[Extracted material start]

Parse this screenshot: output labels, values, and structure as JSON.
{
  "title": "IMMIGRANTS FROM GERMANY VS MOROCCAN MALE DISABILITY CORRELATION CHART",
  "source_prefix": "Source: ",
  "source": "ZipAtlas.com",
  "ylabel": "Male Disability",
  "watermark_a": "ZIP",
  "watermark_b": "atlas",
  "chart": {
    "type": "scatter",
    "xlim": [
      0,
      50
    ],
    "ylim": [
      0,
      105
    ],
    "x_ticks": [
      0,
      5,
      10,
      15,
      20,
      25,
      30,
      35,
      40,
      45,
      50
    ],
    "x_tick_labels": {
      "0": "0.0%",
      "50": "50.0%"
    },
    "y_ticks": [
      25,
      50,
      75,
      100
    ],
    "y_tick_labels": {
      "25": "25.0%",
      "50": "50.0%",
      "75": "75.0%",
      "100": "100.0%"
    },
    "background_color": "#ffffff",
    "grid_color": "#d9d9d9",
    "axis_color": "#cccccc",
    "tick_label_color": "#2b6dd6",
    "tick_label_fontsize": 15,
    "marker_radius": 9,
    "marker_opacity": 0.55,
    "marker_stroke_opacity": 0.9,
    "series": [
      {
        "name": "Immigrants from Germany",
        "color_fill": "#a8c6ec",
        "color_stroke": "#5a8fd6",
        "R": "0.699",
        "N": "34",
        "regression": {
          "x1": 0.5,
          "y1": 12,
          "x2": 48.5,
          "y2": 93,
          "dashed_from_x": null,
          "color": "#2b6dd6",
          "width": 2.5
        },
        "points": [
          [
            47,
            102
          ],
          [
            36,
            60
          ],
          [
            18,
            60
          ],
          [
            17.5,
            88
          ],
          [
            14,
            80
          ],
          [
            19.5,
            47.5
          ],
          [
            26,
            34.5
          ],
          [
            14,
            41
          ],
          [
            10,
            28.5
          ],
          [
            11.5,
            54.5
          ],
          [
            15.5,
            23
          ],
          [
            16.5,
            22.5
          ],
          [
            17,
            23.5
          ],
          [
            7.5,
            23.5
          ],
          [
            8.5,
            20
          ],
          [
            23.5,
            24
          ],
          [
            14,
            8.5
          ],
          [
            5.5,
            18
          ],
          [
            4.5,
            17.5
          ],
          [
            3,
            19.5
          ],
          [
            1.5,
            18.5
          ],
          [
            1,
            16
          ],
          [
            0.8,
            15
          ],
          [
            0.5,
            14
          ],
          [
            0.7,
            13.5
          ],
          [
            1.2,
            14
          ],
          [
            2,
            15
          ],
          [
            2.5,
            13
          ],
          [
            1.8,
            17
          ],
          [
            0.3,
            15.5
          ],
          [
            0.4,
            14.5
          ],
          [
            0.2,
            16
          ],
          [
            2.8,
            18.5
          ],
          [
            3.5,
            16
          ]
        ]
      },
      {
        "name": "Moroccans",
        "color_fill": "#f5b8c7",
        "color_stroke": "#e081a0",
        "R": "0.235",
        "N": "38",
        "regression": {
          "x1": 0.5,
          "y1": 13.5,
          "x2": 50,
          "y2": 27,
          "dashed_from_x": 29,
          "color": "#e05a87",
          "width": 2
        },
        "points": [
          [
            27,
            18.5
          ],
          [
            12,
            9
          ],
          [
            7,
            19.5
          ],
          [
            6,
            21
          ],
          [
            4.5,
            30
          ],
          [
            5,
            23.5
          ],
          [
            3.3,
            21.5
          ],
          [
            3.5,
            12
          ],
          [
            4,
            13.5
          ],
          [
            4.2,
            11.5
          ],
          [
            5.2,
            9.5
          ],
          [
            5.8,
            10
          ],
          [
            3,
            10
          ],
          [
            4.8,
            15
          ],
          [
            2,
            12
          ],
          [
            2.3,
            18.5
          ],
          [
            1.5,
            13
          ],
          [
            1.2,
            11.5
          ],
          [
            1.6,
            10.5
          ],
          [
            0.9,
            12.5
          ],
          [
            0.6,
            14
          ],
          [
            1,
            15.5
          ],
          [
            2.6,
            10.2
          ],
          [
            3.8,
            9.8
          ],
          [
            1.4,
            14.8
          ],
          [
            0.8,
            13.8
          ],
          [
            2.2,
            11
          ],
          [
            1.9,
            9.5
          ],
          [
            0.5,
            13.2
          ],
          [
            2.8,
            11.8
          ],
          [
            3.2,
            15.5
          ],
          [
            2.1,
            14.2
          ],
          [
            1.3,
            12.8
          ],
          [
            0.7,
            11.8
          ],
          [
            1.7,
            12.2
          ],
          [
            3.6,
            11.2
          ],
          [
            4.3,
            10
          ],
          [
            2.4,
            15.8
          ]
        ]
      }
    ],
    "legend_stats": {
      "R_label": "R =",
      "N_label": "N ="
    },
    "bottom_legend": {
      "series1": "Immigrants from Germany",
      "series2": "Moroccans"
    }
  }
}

[Extracted material end]

### What you will do
Restate every line of the data word for word.

### Task output
Parse this screenshot: output labels, values, and structure as JSON.
{
  "title": "IMMIGRANTS FROM GERMANY VS MOROCCAN MALE DISABILITY CORRELATION CHART",
  "source_prefix": "Source: ",
  "source": "ZipAtlas.com",
  "ylabel": "Male Disability",
  "watermark_a": "ZIP",
  "watermark_b": "atlas",
  "chart": {
    "type": "scatter",
    "xlim": [
      0,
      50
    ],
    "ylim": [
      0,
      105
    ],
    "x_ticks": [
      0,
      5,
      10,
      15,
      20,
      25,
      30,
      35,
      40,
      45,
      50
    ],
    "x_tick_labels": {
      "0": "0.0%",
      "50": "50.0%"
    },
    "y_ticks": [
      25,
      50,
      75,
      100
    ],
    "y_tick_labels": {
      "25": "25.0%",
      "50": "50.0%",
      "75": "75.0%",
      "100": "100.0%"
    },
    "background_color": "#ffffff",
    "grid_color": "#d9d9d9",
    "axis_color": "#cccccc",
    "tick_label_color": "#2b6dd6",
    "tick_label_fontsize": 15,
    "marker_radius": 9,
    "marker_opacity": 0.55,
    "marker_stroke_opacity": 0.9,
    "series": [
      {
        "name": "Immigrants from Germany",
        "color_fill": "#a8c6ec",
        "color_stroke": "#5a8fd6",
        "R": "0.699",
        "N": "34",
        "regression": {
          "x1": 0.5,
          "y1": 12,
          "x2": 48.5,
          "y2": 93,
          "dashed_from_x": null,
          "color": "#2b6dd6",
          "width": 2.5
        },
        "points": [
          [
            47,
            102
          ],
          [
            36,
            60
          ],
          [
            18,
            60
          ],
          [
            17.5,
            88
          ],
          [
            14,
            80
          ],
          [
            19.5,
            47.5
          ],
          [
            26,
            34.5
          ],
          [
            14,
            41
          ],
          [
            10,
            28.5
          ],
          [
            11.5,
            54.5
          ],
          [
            15.5,
            23
          ],
          [
            16.5,
            22.5
          ],
          [
            17,
            23.5
          ],
          [
            7.5,
            23.5
          ],
          [
            8.5,
            20
          ],
          [
            23.5,
            24
          ],
          [
            14,
            8.5
          ],
          [
            5.5,
            18
          ],
          [
            4.5,
            17.5
          ],
          [
            3,
            19.5
          ],
          [
            1.5,
            18.5
          ],
          [
            1,
            16
          ],
          [
            0.8,
            15
          ],
          [
            0.5,
            14
          ],
          [
            0.7,
            13.5
          ],
          [
            1.2,
            14
          ],
          [
            2,
            15
          ],
          [
            2.5,
            13
          ],
          [
            1.8,
            17
          ],
          [
            0.3,
            15.5
          ],
          [
            0.4,
            14.5
          ],
          [
            0.2,
            16
          ],
          [
            2.8,
            18.5
          ],
          [
            3.5,
            16
          ]
        ]
      },
      {
        "name": "Moroccans",
        "color_fill": "#f5b8c7",
        "color_stroke": "#e081a0",
        "R": "0.235",
        "N": "38",
        "regression": {
          "x1": 0.5,
          "y1": 13.5,
          "x2": 50,
          "y2": 27,
          "dashed_from_x": 29,
          "color": "#e05a87",
          "width": 2
        },
        "points": [
          [
            27,
            18.5
          ],
          [
            12,
            9
          ],
          [
            7,
            19.5
          ],
          [
            6,
            21
          ],
          [
            4.5,
            30
          ],
          [
            5,
            23.5
          ],
          [
            3.3,
            21.5
          ],
          [
            3.5,
            12
          ],
          [
            4,
            13.5
          ],
          [
            4.2,
            11.5
          ],
          [
            5.2,
            9.5
          ],
          [
            5.8,
            10
          ],
          [
            3,
            10
          ],
          [
            4.8,
            15
          ],
          [
            2,
            12
          ],
          [
            2.3,
            18.5
          ],
          [
            1.5,
            13
          ],
          [
            1.2,
            11.5
          ],
          [
            1.6,
            10.5
          ],
          [
            0.9,
            12.5
          ],
          [
            0.6,
            14
          ],
          [
            1,
            15.5
          ],
          [
            2.6,
            10.2
          ],
          [
            3.8,
            9.8
          ],
          [
            1.4,
            14.8
          ],
          [
            0.8,
            13.8
          ],
          [
            2.2,
            11
          ],
          [
            1.9,
            9.5
          ],
          [
            0.5,
            13.2
          ],
          [
            2.8,
            11.8
          ],
          [
            3.2,
            15.5
          ],
          [
            2.1,
            14.2
          ],
          [
            1.3,
            12.8
          ],
          [
            0.7,
            11.8
          ],
          [
            1.7,
            12.2
          ],
          [
            3.6,
            11.2
          ],
          [
            4.3,
            10
          ],
          [
            2.4,
            15.8
          ]
        ]
      }
    ],
    "legend_stats": {
      "R_label": "R =",
      "N_label": "N ="
    },
    "bottom_legend": {
      "series1": "Immigrants from Germany",
      "series2": "Moroccans"
    }
  }
}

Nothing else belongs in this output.